Stored dataset items:
◆ ◆ ◆ ◆ ◆

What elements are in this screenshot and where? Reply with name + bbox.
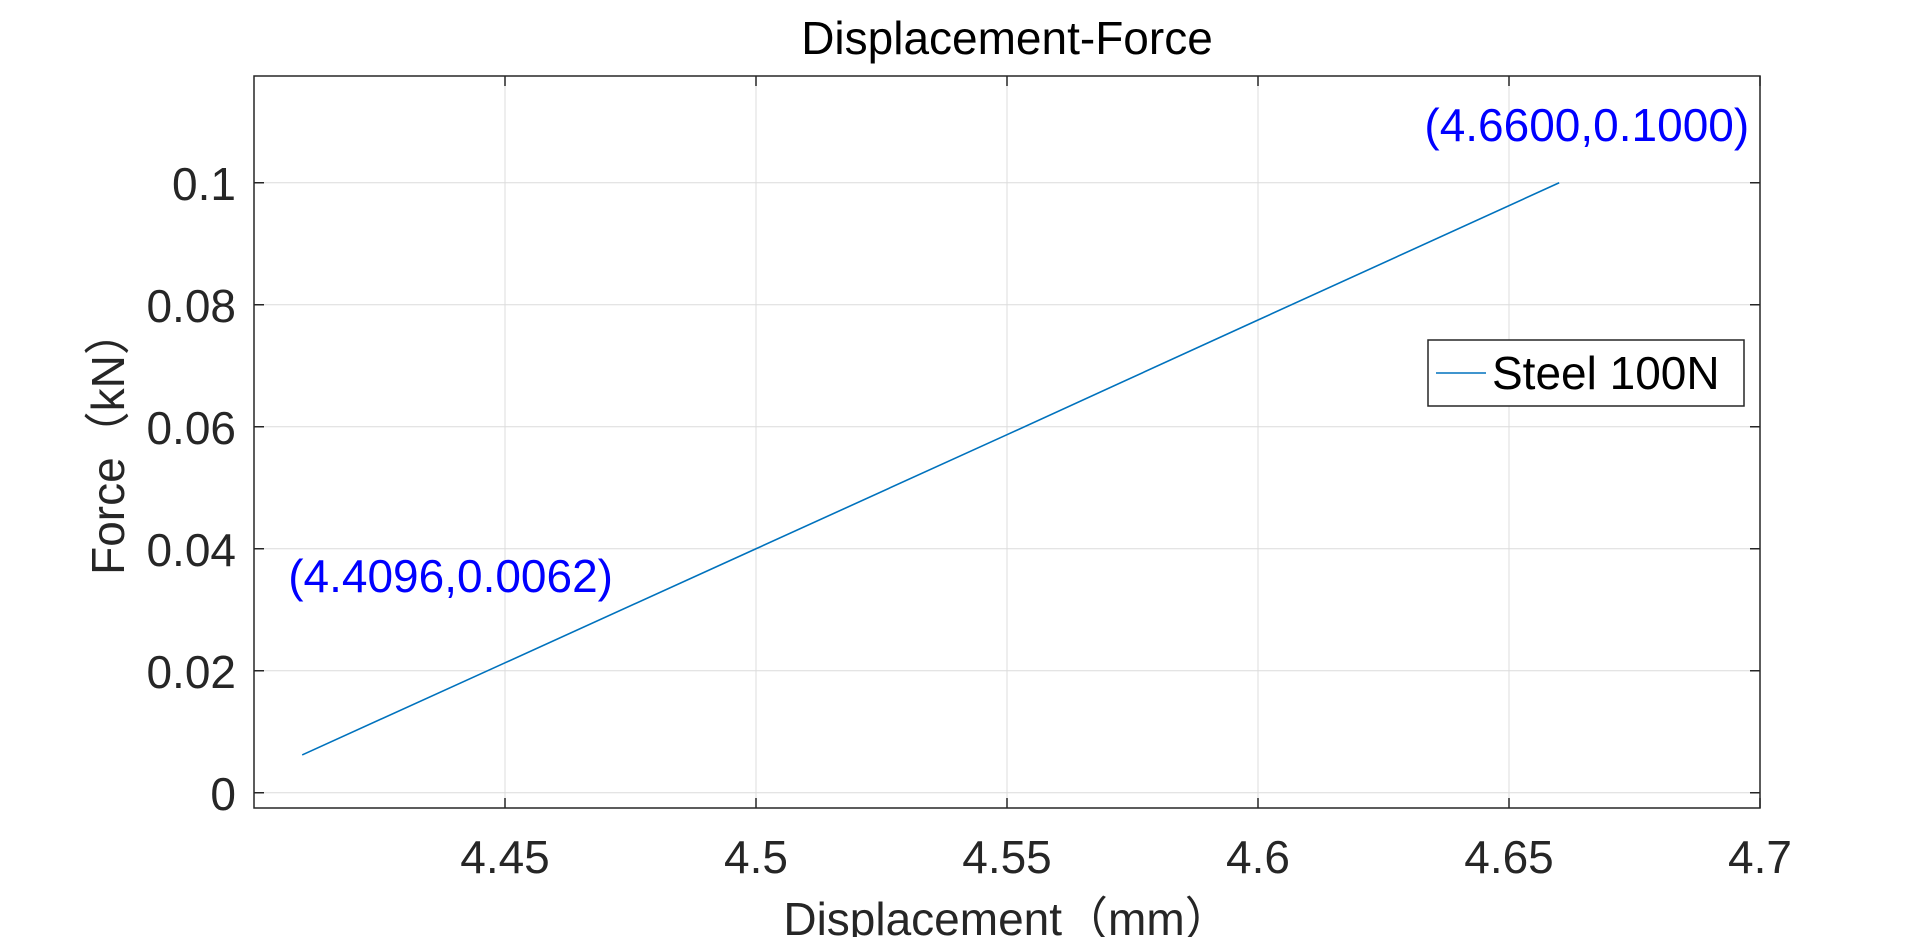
y-axis-title: Force（kN） bbox=[82, 309, 134, 575]
y-tick-label: 0.1 bbox=[172, 158, 236, 210]
y-tick-label: 0.08 bbox=[146, 280, 236, 332]
legend: Steel 100N bbox=[1427, 339, 1745, 407]
y-tick-label: 0 bbox=[210, 768, 236, 820]
x-tick-label: 4.55 bbox=[962, 831, 1052, 883]
x-tick-label: 4.7 bbox=[1728, 831, 1792, 883]
series-line-0 bbox=[301, 182, 1560, 756]
y-tick-label: 0.06 bbox=[146, 402, 236, 454]
annotations: (4.4096,0.0062) (4.6600,0.1000) bbox=[288, 99, 1749, 602]
annotation-start-point: (4.4096,0.0062) bbox=[288, 550, 613, 602]
x-tick-label: 4.5 bbox=[724, 831, 788, 883]
tick-labels: 4.45 4.5 4.55 4.6 4.65 4.7 0 0.02 0.04 0.06 0.08 0.… bbox=[146, 158, 1792, 883]
grid-lines bbox=[254, 76, 1761, 808]
y-tick-label: 0.02 bbox=[146, 646, 236, 698]
annotation-end-point: (4.6600,0.1000) bbox=[1424, 99, 1749, 151]
chart-title: Displacement-Force bbox=[801, 12, 1213, 64]
axis-ticks bbox=[254, 76, 1761, 808]
x-tick-label: 4.65 bbox=[1464, 831, 1554, 883]
y-tick-label: 0.04 bbox=[146, 524, 236, 576]
x-tick-label: 4.45 bbox=[460, 831, 550, 883]
series-layer bbox=[301, 182, 1560, 756]
legend-label: Steel 100N bbox=[1492, 347, 1720, 399]
x-tick-label: 4.6 bbox=[1226, 831, 1290, 883]
plot-frame bbox=[253, 75, 1761, 809]
x-axis-title: Displacement（mm） bbox=[783, 893, 1230, 937]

◆ ◆ ◆ ◆ ◆

**Problem:**
Reproduce every line of the records above character for character, but leave the pictures out of your answer.

**Answer in full:**
What elements are in this screenshot and where? Reply with name + bbox.
y-axis-title: Force（kN） bbox=[82, 309, 134, 575]
y-tick-label: 0.1 bbox=[172, 158, 236, 210]
y-tick-label: 0.08 bbox=[146, 280, 236, 332]
legend: Steel 100N bbox=[1427, 339, 1745, 407]
y-tick-label: 0 bbox=[210, 768, 236, 820]
x-tick-label: 4.55 bbox=[962, 831, 1052, 883]
x-tick-label: 4.7 bbox=[1728, 831, 1792, 883]
series-line-0 bbox=[301, 182, 1560, 756]
y-tick-label: 0.06 bbox=[146, 402, 236, 454]
annotations: (4.4096,0.0062) (4.6600,0.1000) bbox=[288, 99, 1749, 602]
annotation-start-point: (4.4096,0.0062) bbox=[288, 550, 613, 602]
x-tick-label: 4.5 bbox=[724, 831, 788, 883]
tick-labels: 4.45 4.5 4.55 4.6 4.65 4.7 0 0.02 0.04 0.06 0.08 0.… bbox=[146, 158, 1792, 883]
grid-lines bbox=[254, 76, 1761, 808]
y-tick-label: 0.02 bbox=[146, 646, 236, 698]
annotation-end-point: (4.6600,0.1000) bbox=[1424, 99, 1749, 151]
chart-title: Displacement-Force bbox=[801, 12, 1213, 64]
axis-ticks bbox=[254, 76, 1761, 808]
x-tick-label: 4.65 bbox=[1464, 831, 1554, 883]
y-tick-label: 0.04 bbox=[146, 524, 236, 576]
x-tick-label: 4.45 bbox=[460, 831, 550, 883]
series-layer bbox=[301, 182, 1560, 756]
legend-label: Steel 100N bbox=[1492, 347, 1720, 399]
x-tick-label: 4.6 bbox=[1226, 831, 1290, 883]
plot-frame bbox=[253, 75, 1761, 809]
x-axis-title: Displacement（mm） bbox=[783, 893, 1230, 937]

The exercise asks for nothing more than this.